AIM:
Below are some records; return each one exactly.

[Stored records]
══════════════════════════════

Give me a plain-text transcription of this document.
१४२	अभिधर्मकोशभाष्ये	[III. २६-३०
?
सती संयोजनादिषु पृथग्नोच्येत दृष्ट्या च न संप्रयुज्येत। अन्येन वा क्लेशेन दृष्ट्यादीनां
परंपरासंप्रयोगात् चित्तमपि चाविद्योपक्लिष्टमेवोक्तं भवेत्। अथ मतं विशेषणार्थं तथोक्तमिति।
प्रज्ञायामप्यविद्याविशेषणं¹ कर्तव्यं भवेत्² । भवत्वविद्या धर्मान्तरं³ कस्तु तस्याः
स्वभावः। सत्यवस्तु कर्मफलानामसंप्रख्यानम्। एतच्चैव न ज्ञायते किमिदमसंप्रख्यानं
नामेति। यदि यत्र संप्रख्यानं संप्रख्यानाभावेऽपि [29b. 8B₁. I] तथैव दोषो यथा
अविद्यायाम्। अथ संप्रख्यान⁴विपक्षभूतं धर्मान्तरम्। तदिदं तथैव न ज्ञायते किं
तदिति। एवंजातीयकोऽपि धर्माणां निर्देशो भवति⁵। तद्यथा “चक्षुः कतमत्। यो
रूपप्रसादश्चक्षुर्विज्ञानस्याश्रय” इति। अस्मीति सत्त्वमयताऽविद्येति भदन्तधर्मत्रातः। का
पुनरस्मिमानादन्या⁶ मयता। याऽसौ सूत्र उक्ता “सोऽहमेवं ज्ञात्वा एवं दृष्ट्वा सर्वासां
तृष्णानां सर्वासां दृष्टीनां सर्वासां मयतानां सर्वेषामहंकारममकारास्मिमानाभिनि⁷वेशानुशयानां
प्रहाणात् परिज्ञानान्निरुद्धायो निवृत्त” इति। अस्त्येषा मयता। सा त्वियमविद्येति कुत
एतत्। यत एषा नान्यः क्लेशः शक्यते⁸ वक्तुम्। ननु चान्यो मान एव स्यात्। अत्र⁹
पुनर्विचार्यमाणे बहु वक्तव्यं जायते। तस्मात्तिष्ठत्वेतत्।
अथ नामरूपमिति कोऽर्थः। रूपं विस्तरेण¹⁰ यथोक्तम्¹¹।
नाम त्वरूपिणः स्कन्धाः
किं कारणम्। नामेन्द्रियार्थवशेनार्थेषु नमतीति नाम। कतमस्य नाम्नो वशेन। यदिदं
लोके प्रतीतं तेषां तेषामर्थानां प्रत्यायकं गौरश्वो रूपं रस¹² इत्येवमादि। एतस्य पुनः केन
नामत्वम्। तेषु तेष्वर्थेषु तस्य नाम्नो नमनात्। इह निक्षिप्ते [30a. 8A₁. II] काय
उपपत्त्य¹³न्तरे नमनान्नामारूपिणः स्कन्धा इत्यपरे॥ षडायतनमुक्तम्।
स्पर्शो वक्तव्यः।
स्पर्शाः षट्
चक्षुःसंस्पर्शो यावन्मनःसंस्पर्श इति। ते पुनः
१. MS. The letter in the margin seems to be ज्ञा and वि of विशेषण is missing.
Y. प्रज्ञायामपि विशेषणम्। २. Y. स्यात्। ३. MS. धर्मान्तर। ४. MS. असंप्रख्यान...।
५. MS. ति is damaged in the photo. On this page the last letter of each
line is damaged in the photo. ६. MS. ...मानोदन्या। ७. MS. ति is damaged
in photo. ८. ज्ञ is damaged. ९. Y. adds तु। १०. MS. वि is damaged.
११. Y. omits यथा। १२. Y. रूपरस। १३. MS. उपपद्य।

══════════════════════════════

EXPECTED ANSWER:
Give me a plain-text transcription of this document.
१४२	अभिधर्मकोशभाष्ये	[III. २६-३०
?
सती संयोजनादिषु पृथग्नोच्येत दृष्ट्या च न संप्रयुज्येत। अन्येन वा क्लेशेन दृष्ट्यादीनां
परंपरासंप्रयोगात् चित्तमपि चाविद्योपक्लिष्टमेवोक्तं भवेत्। अथ मतं विशेषणार्थं तथोक्तमिति।
प्रज्ञायामप्यविद्याविशेषणं¹ कर्तव्यं भवेत्² । भवत्वविद्या धर्मान्तरं³ कस्तु तस्याः
स्वभावः। सत्यवस्तु कर्मफलानामसंप्रख्यानम्। एतच्चैव न ज्ञायते किमिदमसंप्रख्यानं
नामेति। यदि यत्र संप्रख्यानं संप्रख्यानाभावेऽपि [29b. 8B₁. I] तथैव दोषो यथा
अविद्यायाम्। अथ संप्रख्यान⁴विपक्षभूतं धर्मान्तरम्। तदिदं तथैव न ज्ञायते किं
तदिति। एवंजातीयकोऽपि धर्माणां निर्देशो भवति⁵। तद्यथा “चक्षुः कतमत्। यो
रूपप्रसादश्चक्षुर्विज्ञानस्याश्रय” इति। अस्मीति सत्त्वमयताऽविद्येति भदन्तधर्मत्रातः। का
पुनरस्मिमानादन्या⁶ मयता। याऽसौ सूत्र उक्ता “सोऽहमेवं ज्ञात्वा एवं दृष्ट्वा सर्वासां
तृष्णानां सर्वासां दृष्टीनां सर्वासां मयतानां सर्वेषामहंकारममकारास्मिमानाभिनि⁷वेशानुशयानां
प्रहाणात् परिज्ञानान्निरुद्धायो निवृत्त” इति। अस्त्येषा मयता। सा त्वियमविद्येति कुत
एतत्। यत एषा नान्यः क्लेशः शक्यते⁸ वक्तुम्। ननु चान्यो मान एव स्यात्। अत्र⁹
पुनर्विचार्यमाणे बहु वक्तव्यं जायते। तस्मात्तिष्ठत्वेतत्।
अथ नामरूपमिति कोऽर्थः। रूपं विस्तरेण¹⁰ यथोक्तम्¹¹।
नाम त्वरूपिणः स्कन्धाः
किं कारणम्। नामेन्द्रियार्थवशेनार्थेषु नमतीति नाम। कतमस्य नाम्नो वशेन। यदिदं
लोके प्रतीतं तेषां तेषामर्थानां प्रत्यायकं गौरश्वो रूपं रस¹² इत्येवमादि। एतस्य पुनः केन
नामत्वम्। तेषु तेष्वर्थेषु तस्य नाम्नो नमनात्। इह निक्षिप्ते [30a. 8A₁. II] काय
उपपत्त्य¹³न्तरे नमनान्नामारूपिणः स्कन्धा इत्यपरे॥ षडायतनमुक्तम्।
स्पर्शो वक्तव्यः।
स्पर्शाः षट्
चक्षुःसंस्पर्शो यावन्मनःसंस्पर्श इति। ते पुनः
१. MS. The letter in the margin seems to be ज्ञा and वि of विशेषण is missing.
Y. प्रज्ञायामपि विशेषणम्। २. Y. स्यात्। ३. MS. धर्मान्तर। ४. MS. असंप्रख्यान...।
५. MS. ति is damaged in the photo. On this page the last letter of each
line is damaged in the photo. ६. MS. ...मानोदन्या। ७. MS. ति is damaged
in photo. ८. ज्ञ is damaged. ९. Y. adds तु। १०. MS. वि is damaged.
११. Y. omits यथा। १२. Y. रूपरस। १३. MS. उपपद्य।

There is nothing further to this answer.